Recorded information:

※ ※ ※

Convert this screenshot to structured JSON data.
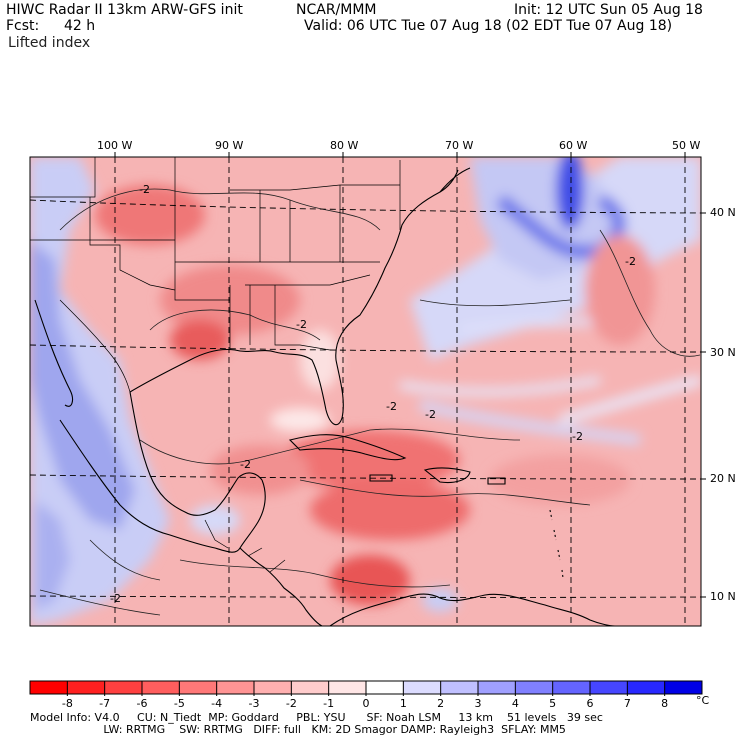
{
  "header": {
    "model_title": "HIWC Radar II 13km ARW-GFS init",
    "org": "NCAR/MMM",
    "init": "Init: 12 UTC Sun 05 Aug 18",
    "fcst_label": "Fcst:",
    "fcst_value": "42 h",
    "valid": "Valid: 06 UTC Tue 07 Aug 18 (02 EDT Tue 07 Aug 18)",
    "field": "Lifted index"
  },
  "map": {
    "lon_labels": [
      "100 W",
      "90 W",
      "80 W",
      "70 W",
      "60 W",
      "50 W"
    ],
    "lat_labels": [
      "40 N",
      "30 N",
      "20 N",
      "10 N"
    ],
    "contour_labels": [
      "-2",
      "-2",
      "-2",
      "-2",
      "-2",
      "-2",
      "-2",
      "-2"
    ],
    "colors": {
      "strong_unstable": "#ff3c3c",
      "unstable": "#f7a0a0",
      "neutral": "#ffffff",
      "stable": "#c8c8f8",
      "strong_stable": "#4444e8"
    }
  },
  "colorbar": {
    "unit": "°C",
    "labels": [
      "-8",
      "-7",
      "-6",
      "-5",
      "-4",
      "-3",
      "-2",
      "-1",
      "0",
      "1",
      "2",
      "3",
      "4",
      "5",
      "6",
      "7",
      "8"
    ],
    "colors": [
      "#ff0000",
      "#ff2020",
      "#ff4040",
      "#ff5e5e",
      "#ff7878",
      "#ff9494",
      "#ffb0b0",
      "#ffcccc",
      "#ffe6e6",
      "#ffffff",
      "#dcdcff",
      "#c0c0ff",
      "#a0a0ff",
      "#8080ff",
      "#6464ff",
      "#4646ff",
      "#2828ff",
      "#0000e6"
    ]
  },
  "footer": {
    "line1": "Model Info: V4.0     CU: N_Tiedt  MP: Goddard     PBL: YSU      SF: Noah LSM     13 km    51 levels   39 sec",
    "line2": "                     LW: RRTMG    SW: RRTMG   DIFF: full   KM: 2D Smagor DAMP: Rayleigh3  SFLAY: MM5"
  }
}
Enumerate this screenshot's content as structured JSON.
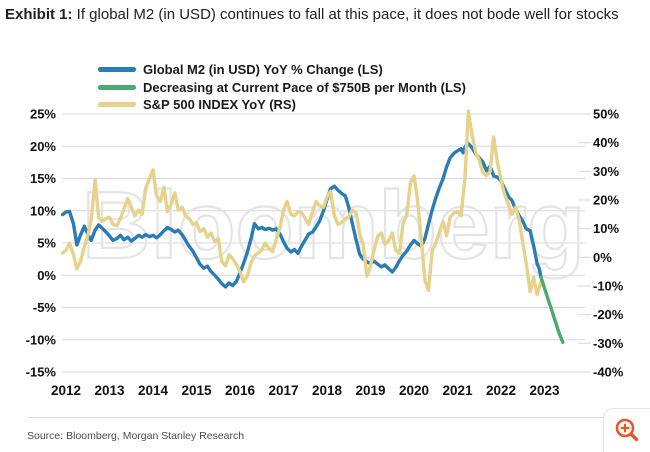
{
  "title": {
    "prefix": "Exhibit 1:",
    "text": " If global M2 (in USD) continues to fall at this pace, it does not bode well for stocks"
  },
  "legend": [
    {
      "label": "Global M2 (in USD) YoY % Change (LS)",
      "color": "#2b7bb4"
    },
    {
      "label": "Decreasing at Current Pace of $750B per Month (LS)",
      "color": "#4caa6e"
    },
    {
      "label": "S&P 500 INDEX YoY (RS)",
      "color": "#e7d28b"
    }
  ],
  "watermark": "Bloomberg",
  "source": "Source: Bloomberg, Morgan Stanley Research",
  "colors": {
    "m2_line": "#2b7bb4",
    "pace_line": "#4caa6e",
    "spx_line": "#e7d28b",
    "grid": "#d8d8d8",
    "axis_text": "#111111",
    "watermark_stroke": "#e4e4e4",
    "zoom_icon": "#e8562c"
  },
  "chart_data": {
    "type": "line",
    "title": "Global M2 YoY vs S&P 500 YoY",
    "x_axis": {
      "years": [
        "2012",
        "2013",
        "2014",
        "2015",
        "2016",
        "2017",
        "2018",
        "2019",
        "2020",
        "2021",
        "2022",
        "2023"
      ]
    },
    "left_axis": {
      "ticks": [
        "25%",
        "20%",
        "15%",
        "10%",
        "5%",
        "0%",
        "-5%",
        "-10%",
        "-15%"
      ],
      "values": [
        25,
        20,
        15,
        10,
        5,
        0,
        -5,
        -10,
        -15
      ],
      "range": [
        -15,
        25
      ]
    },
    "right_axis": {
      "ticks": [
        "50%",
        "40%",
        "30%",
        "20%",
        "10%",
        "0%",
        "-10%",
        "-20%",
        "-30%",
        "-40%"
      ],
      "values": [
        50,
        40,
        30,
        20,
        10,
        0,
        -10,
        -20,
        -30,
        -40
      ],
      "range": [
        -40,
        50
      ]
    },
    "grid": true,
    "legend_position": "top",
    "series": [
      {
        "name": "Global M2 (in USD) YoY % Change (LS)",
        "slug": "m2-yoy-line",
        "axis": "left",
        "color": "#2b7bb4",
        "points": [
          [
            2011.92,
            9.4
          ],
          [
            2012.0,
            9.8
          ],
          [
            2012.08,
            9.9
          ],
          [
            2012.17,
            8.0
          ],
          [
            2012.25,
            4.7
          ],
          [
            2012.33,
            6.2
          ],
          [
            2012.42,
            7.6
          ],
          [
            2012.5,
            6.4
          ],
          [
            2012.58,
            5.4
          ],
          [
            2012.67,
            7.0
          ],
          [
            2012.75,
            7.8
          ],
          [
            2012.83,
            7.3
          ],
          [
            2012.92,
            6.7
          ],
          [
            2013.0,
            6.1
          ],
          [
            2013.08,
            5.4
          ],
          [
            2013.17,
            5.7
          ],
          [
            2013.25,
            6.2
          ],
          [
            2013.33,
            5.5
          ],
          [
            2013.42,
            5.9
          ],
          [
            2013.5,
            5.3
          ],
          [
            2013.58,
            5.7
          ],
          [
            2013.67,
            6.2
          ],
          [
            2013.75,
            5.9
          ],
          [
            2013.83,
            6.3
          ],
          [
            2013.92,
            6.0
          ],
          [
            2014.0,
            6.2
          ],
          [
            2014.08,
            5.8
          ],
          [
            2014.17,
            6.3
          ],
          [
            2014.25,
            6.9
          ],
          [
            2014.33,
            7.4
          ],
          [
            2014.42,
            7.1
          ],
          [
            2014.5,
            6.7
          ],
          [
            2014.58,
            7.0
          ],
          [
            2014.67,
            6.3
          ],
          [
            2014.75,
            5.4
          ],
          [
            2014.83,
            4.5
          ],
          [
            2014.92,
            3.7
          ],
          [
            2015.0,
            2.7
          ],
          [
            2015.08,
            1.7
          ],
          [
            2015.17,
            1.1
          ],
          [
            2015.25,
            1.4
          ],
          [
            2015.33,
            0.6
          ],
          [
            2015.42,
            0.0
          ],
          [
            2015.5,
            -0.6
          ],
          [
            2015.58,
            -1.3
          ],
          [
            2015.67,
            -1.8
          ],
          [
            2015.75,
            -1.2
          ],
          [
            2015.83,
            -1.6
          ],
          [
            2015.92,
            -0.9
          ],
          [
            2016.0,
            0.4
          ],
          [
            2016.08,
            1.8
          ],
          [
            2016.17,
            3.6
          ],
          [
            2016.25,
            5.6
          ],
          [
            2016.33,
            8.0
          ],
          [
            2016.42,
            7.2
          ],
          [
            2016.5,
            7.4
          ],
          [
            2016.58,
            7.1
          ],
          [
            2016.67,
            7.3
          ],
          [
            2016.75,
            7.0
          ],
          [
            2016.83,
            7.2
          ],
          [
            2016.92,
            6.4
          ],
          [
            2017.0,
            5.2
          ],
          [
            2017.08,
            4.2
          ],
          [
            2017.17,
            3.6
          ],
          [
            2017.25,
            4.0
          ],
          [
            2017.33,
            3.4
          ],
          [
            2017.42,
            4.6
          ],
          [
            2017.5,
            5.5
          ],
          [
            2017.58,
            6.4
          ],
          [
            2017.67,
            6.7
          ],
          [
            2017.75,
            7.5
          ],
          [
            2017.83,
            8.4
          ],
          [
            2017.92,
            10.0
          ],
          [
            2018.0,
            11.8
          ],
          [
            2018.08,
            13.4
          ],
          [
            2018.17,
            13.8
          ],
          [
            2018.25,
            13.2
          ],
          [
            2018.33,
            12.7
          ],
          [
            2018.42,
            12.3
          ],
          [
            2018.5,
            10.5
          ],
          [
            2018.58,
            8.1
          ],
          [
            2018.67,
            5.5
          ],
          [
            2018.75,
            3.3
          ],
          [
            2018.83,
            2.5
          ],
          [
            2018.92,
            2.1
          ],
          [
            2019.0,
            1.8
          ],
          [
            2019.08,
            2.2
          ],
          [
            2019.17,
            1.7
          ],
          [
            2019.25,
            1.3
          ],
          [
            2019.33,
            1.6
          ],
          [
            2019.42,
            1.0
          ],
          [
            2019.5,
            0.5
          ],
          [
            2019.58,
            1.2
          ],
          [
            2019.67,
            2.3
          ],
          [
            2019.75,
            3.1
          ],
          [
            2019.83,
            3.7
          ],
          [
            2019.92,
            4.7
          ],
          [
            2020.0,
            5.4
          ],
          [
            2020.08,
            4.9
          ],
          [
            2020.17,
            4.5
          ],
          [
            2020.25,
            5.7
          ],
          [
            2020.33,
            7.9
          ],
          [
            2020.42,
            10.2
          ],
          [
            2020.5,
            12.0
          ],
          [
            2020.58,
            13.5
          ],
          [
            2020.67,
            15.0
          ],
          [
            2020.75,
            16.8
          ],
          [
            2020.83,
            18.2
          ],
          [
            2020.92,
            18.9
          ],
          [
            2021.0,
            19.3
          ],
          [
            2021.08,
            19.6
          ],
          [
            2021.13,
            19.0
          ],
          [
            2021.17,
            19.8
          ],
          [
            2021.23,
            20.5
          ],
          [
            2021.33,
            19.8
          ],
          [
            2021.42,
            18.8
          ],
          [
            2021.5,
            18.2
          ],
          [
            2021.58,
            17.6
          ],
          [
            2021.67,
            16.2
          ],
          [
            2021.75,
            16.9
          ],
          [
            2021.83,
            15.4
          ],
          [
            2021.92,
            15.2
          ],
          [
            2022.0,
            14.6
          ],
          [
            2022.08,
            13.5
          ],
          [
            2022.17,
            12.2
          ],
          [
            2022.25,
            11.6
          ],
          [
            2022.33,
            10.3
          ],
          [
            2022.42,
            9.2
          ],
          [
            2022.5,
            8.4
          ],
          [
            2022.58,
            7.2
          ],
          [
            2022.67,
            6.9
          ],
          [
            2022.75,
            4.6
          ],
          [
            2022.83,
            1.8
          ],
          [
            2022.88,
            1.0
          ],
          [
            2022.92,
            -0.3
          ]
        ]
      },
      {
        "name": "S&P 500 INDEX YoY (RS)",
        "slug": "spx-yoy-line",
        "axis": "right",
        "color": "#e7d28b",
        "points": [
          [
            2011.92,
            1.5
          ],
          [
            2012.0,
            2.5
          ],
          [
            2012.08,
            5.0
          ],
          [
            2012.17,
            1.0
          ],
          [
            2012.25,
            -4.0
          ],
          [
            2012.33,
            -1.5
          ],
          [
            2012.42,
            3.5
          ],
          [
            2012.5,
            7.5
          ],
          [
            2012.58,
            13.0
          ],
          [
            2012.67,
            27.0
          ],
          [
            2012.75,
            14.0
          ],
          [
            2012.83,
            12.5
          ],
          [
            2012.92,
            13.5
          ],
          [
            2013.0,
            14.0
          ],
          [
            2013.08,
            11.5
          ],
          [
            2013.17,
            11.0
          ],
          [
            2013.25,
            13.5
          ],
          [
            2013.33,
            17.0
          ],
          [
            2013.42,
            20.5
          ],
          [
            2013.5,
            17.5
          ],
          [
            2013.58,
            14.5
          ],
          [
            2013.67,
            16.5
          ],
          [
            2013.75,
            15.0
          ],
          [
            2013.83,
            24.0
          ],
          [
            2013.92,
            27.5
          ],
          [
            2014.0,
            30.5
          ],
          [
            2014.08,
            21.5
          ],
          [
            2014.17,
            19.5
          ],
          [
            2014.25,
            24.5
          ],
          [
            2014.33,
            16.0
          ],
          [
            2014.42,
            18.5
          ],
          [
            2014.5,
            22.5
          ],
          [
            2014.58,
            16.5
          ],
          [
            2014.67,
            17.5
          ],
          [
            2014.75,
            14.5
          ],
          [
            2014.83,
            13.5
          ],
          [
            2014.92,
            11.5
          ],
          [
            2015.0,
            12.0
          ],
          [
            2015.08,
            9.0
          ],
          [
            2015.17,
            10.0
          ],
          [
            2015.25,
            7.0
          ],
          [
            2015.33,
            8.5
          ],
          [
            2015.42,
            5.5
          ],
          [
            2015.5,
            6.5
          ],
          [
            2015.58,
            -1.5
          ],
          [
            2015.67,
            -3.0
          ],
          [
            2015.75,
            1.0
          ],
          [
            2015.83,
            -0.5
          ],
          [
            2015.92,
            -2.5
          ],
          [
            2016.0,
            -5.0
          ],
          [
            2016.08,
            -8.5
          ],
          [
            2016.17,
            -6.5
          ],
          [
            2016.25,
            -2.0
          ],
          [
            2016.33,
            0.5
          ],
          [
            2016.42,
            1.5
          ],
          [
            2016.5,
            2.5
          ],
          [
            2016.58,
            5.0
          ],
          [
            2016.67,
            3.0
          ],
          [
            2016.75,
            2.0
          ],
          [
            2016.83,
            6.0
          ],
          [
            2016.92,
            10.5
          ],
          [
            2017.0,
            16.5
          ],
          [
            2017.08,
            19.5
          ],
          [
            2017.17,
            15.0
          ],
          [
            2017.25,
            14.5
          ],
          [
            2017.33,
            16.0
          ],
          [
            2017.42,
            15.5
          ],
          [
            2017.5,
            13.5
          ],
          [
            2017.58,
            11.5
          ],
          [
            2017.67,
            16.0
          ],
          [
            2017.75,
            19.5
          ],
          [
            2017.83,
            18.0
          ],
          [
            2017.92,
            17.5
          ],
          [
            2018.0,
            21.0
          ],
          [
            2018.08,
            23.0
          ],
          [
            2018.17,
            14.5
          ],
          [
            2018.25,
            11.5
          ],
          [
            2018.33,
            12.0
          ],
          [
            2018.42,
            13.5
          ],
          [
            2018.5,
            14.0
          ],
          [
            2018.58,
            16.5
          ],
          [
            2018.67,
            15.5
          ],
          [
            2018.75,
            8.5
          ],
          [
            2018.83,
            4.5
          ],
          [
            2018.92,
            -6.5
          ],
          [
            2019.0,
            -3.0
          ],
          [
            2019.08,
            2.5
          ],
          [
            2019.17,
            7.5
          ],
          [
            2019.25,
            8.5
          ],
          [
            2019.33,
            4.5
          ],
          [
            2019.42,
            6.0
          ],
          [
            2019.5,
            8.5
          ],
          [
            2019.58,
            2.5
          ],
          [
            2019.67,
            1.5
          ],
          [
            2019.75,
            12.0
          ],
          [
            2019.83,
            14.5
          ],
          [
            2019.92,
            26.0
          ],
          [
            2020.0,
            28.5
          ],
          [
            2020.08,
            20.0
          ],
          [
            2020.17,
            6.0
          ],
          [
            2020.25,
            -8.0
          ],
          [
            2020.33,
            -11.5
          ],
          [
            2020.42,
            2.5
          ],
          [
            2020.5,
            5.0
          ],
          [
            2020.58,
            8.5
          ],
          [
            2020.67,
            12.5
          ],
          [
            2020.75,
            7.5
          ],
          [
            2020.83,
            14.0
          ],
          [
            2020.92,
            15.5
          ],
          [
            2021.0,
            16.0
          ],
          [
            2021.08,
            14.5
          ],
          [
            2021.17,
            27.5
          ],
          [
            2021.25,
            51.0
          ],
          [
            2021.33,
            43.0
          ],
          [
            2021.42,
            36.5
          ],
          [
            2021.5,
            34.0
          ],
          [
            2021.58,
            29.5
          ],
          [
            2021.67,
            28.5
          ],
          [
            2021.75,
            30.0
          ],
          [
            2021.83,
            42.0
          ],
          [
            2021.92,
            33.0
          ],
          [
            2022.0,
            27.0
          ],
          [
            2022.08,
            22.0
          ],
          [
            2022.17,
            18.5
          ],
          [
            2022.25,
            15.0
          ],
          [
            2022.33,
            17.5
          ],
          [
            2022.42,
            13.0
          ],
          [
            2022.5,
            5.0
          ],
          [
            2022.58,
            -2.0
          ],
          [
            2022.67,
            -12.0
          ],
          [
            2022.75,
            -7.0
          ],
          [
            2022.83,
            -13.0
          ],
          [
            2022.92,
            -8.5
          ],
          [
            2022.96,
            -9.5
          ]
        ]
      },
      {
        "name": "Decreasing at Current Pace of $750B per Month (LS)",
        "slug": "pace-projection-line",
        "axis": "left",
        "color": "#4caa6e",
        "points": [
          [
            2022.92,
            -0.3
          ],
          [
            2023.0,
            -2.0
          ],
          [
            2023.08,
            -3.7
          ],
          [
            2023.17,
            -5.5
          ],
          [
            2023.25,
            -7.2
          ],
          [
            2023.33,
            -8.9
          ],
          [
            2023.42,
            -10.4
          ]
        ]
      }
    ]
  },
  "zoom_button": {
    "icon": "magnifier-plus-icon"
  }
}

※ ※ ※

Please list every line of the records that contains "this".

Convert this screenshot to structured JSON data.
Enumerate this screenshot's content as structured JSON.
    "text": " If global M2 (in USD) continues to fall at this pace, it does not bode well for stocks"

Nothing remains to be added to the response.